### TEXT SECTION
|December 14, 2011|
Previously published on December 13, 2011
One day in May 2010, with the stroke of a pen, health care providers in Tennessee lost a number of critical protections afforded their quality assurance/quality improvement activities when the Tennessee Supreme Court drastically narrowed the scope of the Tennessee Peer Review Law. In Lee Medical, Inc. v. Beecher, 312 S.W.3d 515 (Tenn. 2010), the court held that the Peer Review Law applied strictly to those activities of a health care facility in reviewing the professional conduct of a physician.
Reacting quickly to the dire need of the providers, the Tennessee legislature passed the Patient Safety and Quality Improvement Act of 2011 (the Act). The Act restores the protections needed in order to assure the efficient and honest assessment of operations for the purpose of improving all aspects of the health care system.
Most states’ public policies favor a health care provider’s ability to candidly review its operations and outcomes for the purpose of improving the safety and quality of health care services delivered to consumers. Crucial to that endeavor is giving the provider certain assurances and protections that the materials they review and generate are confidential, not public record and not available through legal process to any litigant.
Health care providers had long relied on the Peer Review Law for those protections, but with the decision of the court in Lee Medical, those protections vanished, leaving providers in the difficult position of having their QA/ QI activities subject to discovery and potentially the basis of liability.

### WHAT THIS EXERCISE ASKS
1. Answer these questions about the article on the Tennessee Peer Review Law:
(a) In which case did the Tennessee Supreme Court narrow the Peer Review Law?
(b) What did the Tennessee legislature pass in response?
(c) After that decision, what were providers' QA/QI activities subject to?
2. Quote the article on the Tennessee Peer Review Law between "Reacting quickly to" and "to any litigant.", inclusive.

### DATASET

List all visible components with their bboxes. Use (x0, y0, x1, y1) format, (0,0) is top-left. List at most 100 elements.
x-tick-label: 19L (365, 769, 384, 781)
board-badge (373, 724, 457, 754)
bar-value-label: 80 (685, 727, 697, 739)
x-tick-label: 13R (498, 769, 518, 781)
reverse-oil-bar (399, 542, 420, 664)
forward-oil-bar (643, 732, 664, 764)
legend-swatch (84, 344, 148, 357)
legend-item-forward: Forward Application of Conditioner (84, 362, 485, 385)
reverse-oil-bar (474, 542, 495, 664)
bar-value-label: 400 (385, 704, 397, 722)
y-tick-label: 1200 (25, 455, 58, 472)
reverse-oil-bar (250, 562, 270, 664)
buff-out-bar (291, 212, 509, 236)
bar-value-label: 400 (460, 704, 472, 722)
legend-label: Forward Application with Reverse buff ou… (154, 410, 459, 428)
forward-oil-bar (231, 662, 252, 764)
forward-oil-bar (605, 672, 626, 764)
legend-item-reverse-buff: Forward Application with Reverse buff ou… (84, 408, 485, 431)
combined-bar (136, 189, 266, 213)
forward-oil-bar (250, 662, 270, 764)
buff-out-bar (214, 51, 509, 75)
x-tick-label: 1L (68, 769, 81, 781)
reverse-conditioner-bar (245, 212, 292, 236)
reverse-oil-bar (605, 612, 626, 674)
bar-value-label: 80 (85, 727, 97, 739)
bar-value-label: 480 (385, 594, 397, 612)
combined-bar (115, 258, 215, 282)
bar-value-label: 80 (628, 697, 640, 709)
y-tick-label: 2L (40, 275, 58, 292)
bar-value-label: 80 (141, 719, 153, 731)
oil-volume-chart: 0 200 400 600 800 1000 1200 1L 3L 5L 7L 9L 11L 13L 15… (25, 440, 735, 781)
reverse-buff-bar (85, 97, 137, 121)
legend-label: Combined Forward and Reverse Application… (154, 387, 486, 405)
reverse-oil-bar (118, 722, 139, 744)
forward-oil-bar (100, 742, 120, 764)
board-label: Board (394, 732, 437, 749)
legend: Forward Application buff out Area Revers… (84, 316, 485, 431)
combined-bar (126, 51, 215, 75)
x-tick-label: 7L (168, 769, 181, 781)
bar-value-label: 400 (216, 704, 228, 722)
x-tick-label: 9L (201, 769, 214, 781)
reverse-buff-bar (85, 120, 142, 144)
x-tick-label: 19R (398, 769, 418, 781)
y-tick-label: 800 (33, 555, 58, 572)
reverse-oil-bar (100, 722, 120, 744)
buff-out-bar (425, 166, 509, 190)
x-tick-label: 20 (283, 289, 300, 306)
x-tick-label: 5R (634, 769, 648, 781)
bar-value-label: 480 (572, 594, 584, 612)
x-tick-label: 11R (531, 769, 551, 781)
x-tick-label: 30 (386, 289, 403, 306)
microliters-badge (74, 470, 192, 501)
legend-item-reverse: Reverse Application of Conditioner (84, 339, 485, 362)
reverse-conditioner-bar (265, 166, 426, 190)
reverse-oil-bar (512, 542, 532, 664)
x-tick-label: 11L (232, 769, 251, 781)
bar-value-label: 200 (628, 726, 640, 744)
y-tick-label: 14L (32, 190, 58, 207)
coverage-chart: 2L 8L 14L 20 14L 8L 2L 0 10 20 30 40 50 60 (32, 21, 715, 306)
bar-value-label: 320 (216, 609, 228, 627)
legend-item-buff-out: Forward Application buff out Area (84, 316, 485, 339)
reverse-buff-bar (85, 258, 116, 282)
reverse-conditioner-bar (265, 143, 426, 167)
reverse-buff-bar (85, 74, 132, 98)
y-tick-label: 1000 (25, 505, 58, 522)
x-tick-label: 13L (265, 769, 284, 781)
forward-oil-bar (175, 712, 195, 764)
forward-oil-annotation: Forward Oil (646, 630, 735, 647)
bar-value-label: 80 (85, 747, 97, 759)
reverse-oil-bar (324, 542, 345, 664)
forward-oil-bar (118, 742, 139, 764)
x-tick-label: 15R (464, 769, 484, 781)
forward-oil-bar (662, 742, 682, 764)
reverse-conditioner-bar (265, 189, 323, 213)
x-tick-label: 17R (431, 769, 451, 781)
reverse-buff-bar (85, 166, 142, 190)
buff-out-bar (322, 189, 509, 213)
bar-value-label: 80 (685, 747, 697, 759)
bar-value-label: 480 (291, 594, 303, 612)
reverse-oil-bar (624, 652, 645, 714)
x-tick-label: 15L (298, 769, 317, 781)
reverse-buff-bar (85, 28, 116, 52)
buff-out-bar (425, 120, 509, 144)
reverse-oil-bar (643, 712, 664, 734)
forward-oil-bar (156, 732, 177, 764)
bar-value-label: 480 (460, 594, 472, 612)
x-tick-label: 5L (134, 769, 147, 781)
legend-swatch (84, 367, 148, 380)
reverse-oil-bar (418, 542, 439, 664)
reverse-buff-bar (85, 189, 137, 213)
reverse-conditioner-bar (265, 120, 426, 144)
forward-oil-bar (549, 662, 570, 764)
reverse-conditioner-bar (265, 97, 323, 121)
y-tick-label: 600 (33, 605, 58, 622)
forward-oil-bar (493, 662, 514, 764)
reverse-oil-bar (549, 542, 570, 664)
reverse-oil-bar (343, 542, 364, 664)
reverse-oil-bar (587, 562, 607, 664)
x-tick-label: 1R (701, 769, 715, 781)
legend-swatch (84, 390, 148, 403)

### ANSWERS FOR THE EXERCISE
1.
(a) Lee Medical, Inc. v. Beecher, 312 S.W.3d 515 (Tenn. 2010)
(b) The Patient Safety and Quality Improvement Act of 2011
(c) Discovery, and potentially they could be the basis of liability

2.
Reacting quickly to the dire need of the providers, the Tennessee legislature passed the Patient Safety and Quality Improvement Act of 2011 (the Act). The Act restores the protections needed in order to assure the efficient and honest assessment of operations for the purpose of improving all aspects of the health care system.
Most states’ public policies favor a health care provider’s ability to candidly review its operations and outcomes for the purpose of improving the safety and quality of health care services delivered to consumers. Crucial to that endeavor is giving the provider certain assurances and protections that the materials they review and generate are confidential, not public record and not available through legal process to any litigant.